◆ WHAT NEEDS TO BE DONE ◆
Everything in the listing should be restated word for word.

>> start DATA SECTION

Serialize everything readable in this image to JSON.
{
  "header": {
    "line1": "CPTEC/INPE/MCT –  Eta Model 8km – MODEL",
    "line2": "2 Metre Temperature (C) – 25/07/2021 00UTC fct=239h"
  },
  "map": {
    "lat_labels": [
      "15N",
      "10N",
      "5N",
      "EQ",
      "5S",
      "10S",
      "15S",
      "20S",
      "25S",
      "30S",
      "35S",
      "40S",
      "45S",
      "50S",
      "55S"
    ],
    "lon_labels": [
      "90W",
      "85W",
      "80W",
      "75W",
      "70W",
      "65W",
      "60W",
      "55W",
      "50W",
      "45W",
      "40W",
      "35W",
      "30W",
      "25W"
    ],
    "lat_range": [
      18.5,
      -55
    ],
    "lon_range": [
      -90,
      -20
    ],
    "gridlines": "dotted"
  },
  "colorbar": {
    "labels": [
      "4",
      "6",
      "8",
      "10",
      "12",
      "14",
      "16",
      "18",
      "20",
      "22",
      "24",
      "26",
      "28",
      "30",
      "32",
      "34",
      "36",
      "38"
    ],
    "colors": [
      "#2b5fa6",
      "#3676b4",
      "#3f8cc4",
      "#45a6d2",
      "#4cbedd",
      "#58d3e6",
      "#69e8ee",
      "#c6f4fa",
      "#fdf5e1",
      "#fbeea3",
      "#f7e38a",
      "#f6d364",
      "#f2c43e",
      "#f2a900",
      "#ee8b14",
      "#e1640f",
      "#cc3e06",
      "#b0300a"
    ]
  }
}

>> end DATA SECTION

◆ OUTPUT FOR THIS TASK ◆
Serialize everything readable in this image to JSON.
{
  "header": {
    "line1": "CPTEC/INPE/MCT –  Eta Model 8km – MODEL",
    "line2": "2 Metre Temperature (C) – 25/07/2021 00UTC fct=239h"
  },
  "map": {
    "lat_labels": [
      "15N",
      "10N",
      "5N",
      "EQ",
      "5S",
      "10S",
      "15S",
      "20S",
      "25S",
      "30S",
      "35S",
      "40S",
      "45S",
      "50S",
      "55S"
    ],
    "lon_labels": [
      "90W",
      "85W",
      "80W",
      "75W",
      "70W",
      "65W",
      "60W",
      "55W",
      "50W",
      "45W",
      "40W",
      "35W",
      "30W",
      "25W"
    ],
    "lat_range": [
      18.5,
      -55
    ],
    "lon_range": [
      -90,
      -20
    ],
    "gridlines": "dotted"
  },
  "colorbar": {
    "labels": [
      "4",
      "6",
      "8",
      "10",
      "12",
      "14",
      "16",
      "18",
      "20",
      "22",
      "24",
      "26",
      "28",
      "30",
      "32",
      "34",
      "36",
      "38"
    ],
    "colors": [
      "#2b5fa6",
      "#3676b4",
      "#3f8cc4",
      "#45a6d2",
      "#4cbedd",
      "#58d3e6",
      "#69e8ee",
      "#c6f4fa",
      "#fdf5e1",
      "#fbeea3",
      "#f7e38a",
      "#f6d364",
      "#f2c43e",
      "#f2a900",
      "#ee8b14",
      "#e1640f",
      "#cc3e06",
      "#b0300a"
    ]
  }
}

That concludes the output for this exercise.